# [What you will do]
**a)** In the interview excerpt below, what kind of accent does Shel Silverstein say you don't need to develop in order to sing country songs?
**b)** From the interview excerpt below, extract the passage between "Studs Terkel To" and "Shel Silverstein Right.", inclusive.

-- START OF Source passage --

Studs Terkel When you ask the performer or the artist, if you will, to be as close to --

Shel Silverstein That's right!

Studs Terkel Himself --

Shel Silverstein To himself!

Studs Terkel To reveal, another phrase that Bill used -- That we used about Bill: He revealed himself. In other words, isn't this art and revelation the person, everything you're saying reveals you right now, everything you've said earlier, the comments about the cartoons, about the children's books, about what you're saying now. Any artist who is an artist, he is on, in other words, these kids you're talking about, sing about something wholly alien to their being --

Shel Silverstein Right.

Studs Terkel [Unintelligible], therefore they are not revealing themselves.

Shel Silverstein I think so, and I think that there are two ways: I think you can either sing about something you do know and feel and then do it in the way another man would do it, because it's still something you feel, even though you do it in his style, or else you can do something that is completely foreign to your experience, but still do it in your own way and then it's still right 'cause it's done the way you feel. But to do something that you don't know about, in a way that isn't your own, this is phoniness, this is bull, this is garbage, and you can sing these country songs, too, hillbilly songs, without having to twang it up, you know, to develop a Western accent.

-- END OF Source passage --
-- START OF Supplied material --

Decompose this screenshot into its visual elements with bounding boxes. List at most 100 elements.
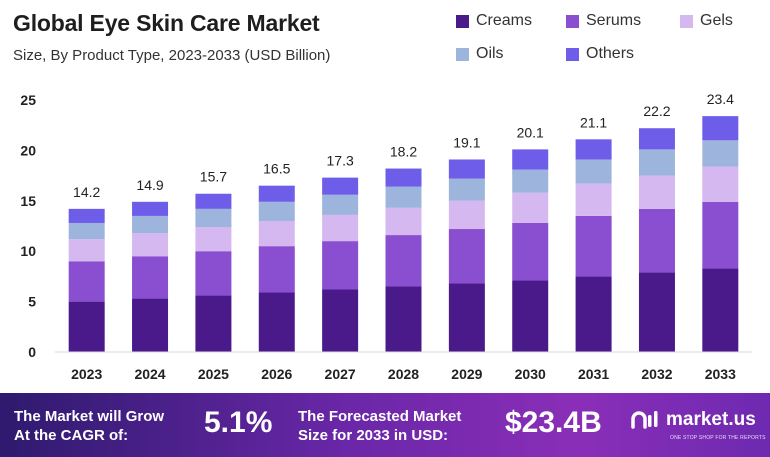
bar-segment-creams bbox=[512, 280, 549, 352]
bar-segment-others bbox=[195, 193, 232, 209]
bar-segment-oils bbox=[385, 186, 422, 208]
bar-total-label: 20.1 bbox=[517, 124, 544, 140]
chart-subtitle: Size, By Product Type, 2023-2033 (USD Bi… bbox=[13, 47, 331, 64]
bar-segment-oils bbox=[512, 169, 549, 193]
bar-total-label: 15.7 bbox=[200, 169, 227, 185]
x-tick-label: 2026 bbox=[261, 366, 292, 382]
legend-swatch-creams bbox=[456, 14, 469, 28]
bar-segment-others bbox=[258, 185, 295, 202]
bar-segment-creams bbox=[448, 283, 485, 352]
bar-segment-oils bbox=[258, 201, 295, 221]
bar-segment-gels bbox=[132, 233, 169, 257]
bar-segment-creams bbox=[575, 276, 612, 352]
bar-segment-others bbox=[702, 116, 739, 141]
bar-total-label: 23.4 bbox=[707, 91, 734, 107]
bar-segment-others bbox=[322, 177, 359, 195]
footer-banner: The Market will Grow At the CAGR of: 5.1… bbox=[0, 393, 770, 457]
bar-total-label: 14.2 bbox=[73, 184, 100, 200]
bar-segment-oils bbox=[702, 140, 739, 167]
bar-segment-serums bbox=[638, 208, 675, 273]
bar-segment-gels bbox=[575, 183, 612, 216]
bar-total-label: 17.3 bbox=[327, 153, 354, 169]
legend-swatch-gels bbox=[680, 14, 693, 28]
bar-total-label: 19.1 bbox=[453, 134, 480, 150]
stacked-bar-chart: 051015202514.2202314.9202415.7202516.520… bbox=[20, 91, 752, 382]
legend-swatch-others bbox=[566, 47, 579, 61]
bar-segment-oils bbox=[68, 222, 105, 240]
x-tick-label: 2023 bbox=[71, 366, 102, 382]
legend-swatch-oils bbox=[456, 47, 469, 61]
logo-tagline: ONE STOP SHOP FOR THE REPORTS bbox=[670, 435, 766, 441]
x-tick-label: 2031 bbox=[578, 366, 609, 382]
bar-segment-serums bbox=[575, 215, 612, 277]
logo-text: market.us bbox=[666, 409, 756, 430]
legend-item-creams: Creams bbox=[456, 12, 532, 30]
bar-segment-others bbox=[638, 128, 675, 150]
y-tick-label: 0 bbox=[28, 344, 36, 360]
x-tick-label: 2027 bbox=[325, 366, 356, 382]
bar-segment-serums bbox=[702, 201, 739, 269]
legend-label-serums: Serums bbox=[586, 12, 642, 29]
cagr-label-line1: The Market will Grow bbox=[14, 408, 165, 425]
legend-item-serums: Serums bbox=[566, 12, 641, 30]
bar-segment-gels bbox=[68, 239, 105, 262]
bar-segment-others bbox=[512, 149, 549, 170]
bar-segment-gels bbox=[385, 207, 422, 236]
bar-total-label: 18.2 bbox=[390, 144, 417, 160]
legend-label-others: Others bbox=[586, 45, 635, 62]
x-tick-label: 2025 bbox=[198, 366, 229, 382]
x-tick-label: 2028 bbox=[388, 366, 419, 382]
bar-segment-creams bbox=[638, 272, 675, 352]
bar-segment-gels bbox=[512, 192, 549, 223]
bar-segment-others bbox=[448, 159, 485, 179]
bar-total-label: 14.9 bbox=[136, 177, 163, 193]
forecast-label-line1: The Forecasted Market bbox=[298, 408, 462, 425]
cagr-label-line2: At the CAGR of: bbox=[14, 427, 129, 444]
bar-segment-oils bbox=[132, 215, 169, 234]
legend-label-oils: Oils bbox=[476, 45, 504, 62]
y-tick-label: 15 bbox=[20, 193, 36, 209]
bar-segment-serums bbox=[258, 246, 295, 293]
bar-segment-others bbox=[68, 208, 105, 223]
y-tick-label: 5 bbox=[28, 294, 36, 310]
x-tick-label: 2030 bbox=[515, 366, 546, 382]
y-tick-label: 20 bbox=[20, 142, 36, 158]
cagr-label: The Market will Grow At the CAGR of: bbox=[14, 407, 164, 445]
bar-segment-creams bbox=[322, 289, 359, 352]
bar-segment-creams bbox=[132, 298, 169, 352]
forecast-label-line2: Size for 2033 in USD: bbox=[298, 427, 449, 444]
bar-segment-oils bbox=[448, 178, 485, 201]
bar-segment-oils bbox=[575, 159, 612, 184]
chart-title: Global Eye Skin Care Market bbox=[13, 10, 320, 36]
bar-segment-serums bbox=[132, 256, 169, 299]
bar-segment-gels bbox=[702, 166, 739, 202]
legend-item-others: Others bbox=[566, 45, 634, 63]
y-tick-label: 10 bbox=[20, 243, 36, 259]
bar-segment-creams bbox=[68, 301, 105, 352]
market-us-logo: market.us bbox=[630, 409, 756, 431]
legend-swatch-serums bbox=[566, 14, 579, 28]
bar-segment-serums bbox=[68, 261, 105, 302]
y-tick-label: 25 bbox=[20, 92, 36, 108]
bar-total-label: 21.1 bbox=[580, 114, 607, 130]
legend-item-oils: Oils bbox=[456, 45, 504, 63]
legend-label-creams: Creams bbox=[476, 12, 533, 29]
bar-segment-gels bbox=[195, 227, 232, 252]
bar-segment-serums bbox=[448, 229, 485, 284]
forecast-label: The Forecasted Market Size for 2033 in U… bbox=[298, 407, 461, 445]
bar-segment-gels bbox=[322, 214, 359, 242]
bar-segment-creams bbox=[385, 286, 422, 352]
x-tick-label: 2029 bbox=[451, 366, 482, 382]
bar-segment-serums bbox=[195, 251, 232, 296]
bar-segment-gels bbox=[638, 175, 675, 209]
x-tick-label: 2032 bbox=[641, 366, 672, 382]
bar-total-label: 16.5 bbox=[263, 161, 290, 177]
bar-segment-serums bbox=[322, 241, 359, 290]
bar-segment-creams bbox=[195, 295, 232, 352]
bar-segment-oils bbox=[322, 194, 359, 215]
legend: Creams Serums Gels Oils Others bbox=[456, 12, 766, 72]
x-tick-label: 2033 bbox=[705, 366, 736, 382]
x-tick-label: 2024 bbox=[134, 366, 165, 382]
legend-item-gels: Gels bbox=[680, 12, 733, 30]
bar-segment-others bbox=[385, 168, 422, 187]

-- END OF Supplied material --

# [Full solutions]
**a)** A Western accent.

**b)**
Studs Terkel To reveal, another phrase that Bill used -- That we used about Bill: He revealed himself. In other words, isn't this art and revelation the person, everything you're saying reveals you right now, everything you've said earlier, the comments about the cartoons, about the children's books, about what you're saying now. Any artist who is an artist, he is on, in other words, these kids you're talking about, sing about something wholly alien to their being --

Shel Silverstein Right.